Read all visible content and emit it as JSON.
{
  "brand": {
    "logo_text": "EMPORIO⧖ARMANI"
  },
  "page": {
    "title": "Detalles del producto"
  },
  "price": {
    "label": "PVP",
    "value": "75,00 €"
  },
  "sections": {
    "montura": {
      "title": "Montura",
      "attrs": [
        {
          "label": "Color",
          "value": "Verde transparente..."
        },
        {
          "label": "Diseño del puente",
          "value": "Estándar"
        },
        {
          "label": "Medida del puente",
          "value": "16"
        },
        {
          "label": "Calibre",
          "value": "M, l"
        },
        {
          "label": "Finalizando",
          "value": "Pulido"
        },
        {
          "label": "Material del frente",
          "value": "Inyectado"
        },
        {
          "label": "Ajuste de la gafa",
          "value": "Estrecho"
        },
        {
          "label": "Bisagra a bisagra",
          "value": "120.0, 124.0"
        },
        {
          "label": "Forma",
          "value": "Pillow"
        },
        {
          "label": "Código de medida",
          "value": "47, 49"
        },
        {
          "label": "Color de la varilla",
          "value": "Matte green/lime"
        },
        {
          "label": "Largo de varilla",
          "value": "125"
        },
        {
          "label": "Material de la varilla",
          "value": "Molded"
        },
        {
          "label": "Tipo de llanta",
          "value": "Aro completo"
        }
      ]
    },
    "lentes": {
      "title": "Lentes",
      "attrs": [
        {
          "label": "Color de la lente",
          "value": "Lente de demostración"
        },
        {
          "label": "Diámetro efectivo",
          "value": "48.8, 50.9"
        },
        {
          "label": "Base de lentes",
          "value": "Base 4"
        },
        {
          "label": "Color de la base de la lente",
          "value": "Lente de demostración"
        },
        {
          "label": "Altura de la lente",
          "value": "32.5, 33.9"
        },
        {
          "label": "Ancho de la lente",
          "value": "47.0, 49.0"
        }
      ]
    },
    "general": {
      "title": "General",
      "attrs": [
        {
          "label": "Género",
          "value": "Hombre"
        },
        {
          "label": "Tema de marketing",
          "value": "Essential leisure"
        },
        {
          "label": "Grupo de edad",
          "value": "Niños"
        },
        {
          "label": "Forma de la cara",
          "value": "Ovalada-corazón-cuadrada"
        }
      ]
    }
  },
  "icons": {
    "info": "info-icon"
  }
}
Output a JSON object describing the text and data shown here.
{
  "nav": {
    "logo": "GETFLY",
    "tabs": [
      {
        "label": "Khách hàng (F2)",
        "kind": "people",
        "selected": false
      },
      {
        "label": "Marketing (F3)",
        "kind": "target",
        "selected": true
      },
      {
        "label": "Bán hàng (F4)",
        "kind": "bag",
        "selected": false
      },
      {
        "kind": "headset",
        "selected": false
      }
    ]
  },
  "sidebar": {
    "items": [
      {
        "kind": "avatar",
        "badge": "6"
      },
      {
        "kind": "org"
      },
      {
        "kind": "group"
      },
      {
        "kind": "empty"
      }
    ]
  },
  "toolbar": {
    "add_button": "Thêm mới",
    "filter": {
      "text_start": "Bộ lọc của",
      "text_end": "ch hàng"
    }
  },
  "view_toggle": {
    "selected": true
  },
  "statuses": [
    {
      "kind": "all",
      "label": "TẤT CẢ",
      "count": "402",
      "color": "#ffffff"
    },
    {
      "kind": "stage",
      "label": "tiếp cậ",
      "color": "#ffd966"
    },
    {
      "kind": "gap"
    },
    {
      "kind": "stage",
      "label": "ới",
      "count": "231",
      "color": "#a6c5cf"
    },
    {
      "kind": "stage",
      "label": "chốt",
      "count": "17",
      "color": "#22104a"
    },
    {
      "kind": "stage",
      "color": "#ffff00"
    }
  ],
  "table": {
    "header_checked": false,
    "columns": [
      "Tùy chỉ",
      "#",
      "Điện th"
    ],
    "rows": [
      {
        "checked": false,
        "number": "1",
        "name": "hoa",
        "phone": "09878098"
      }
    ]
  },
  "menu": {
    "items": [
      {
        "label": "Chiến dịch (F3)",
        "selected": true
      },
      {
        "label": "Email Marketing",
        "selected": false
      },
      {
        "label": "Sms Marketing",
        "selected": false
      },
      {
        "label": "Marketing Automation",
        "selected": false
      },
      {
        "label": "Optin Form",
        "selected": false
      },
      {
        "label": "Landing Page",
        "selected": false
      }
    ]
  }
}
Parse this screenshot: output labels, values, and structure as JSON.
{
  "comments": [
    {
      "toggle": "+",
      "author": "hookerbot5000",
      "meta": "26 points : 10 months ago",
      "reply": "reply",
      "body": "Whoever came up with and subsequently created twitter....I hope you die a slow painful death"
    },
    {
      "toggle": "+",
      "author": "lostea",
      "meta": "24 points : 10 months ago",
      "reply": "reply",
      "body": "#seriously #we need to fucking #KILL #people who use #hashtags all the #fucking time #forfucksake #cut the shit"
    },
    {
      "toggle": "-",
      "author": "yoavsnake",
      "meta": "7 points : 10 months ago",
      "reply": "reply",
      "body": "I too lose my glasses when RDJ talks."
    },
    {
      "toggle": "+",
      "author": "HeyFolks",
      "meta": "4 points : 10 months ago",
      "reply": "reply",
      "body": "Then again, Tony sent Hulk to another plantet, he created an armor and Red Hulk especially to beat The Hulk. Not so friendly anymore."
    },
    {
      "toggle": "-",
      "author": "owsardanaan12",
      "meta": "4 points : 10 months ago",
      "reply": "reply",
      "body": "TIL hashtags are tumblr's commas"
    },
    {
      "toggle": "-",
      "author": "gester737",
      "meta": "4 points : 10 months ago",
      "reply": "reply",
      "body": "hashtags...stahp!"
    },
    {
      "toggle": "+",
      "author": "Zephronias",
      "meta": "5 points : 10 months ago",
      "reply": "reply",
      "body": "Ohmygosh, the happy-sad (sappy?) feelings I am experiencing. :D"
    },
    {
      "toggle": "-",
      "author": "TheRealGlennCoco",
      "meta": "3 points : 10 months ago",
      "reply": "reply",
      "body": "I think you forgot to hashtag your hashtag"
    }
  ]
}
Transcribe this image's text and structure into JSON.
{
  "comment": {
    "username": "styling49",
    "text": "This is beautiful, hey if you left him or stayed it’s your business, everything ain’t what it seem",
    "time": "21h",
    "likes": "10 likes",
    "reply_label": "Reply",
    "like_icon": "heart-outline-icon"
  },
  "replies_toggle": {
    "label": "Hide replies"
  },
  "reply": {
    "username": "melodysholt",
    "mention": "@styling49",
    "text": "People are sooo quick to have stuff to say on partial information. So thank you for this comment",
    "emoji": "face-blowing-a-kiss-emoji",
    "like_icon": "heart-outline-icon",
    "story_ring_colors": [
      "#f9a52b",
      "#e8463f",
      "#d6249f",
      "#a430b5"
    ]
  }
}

+---+

What to do: Look through the entries above; copy each line where the string "JSON" appears.

Solution for this task:
Read all visible content and emit it as JSON.
Output a JSON object describing the text and data shown here.
Parse this screenshot: output labels, values, and structure as JSON.
Transcribe this image's text and structure into JSON.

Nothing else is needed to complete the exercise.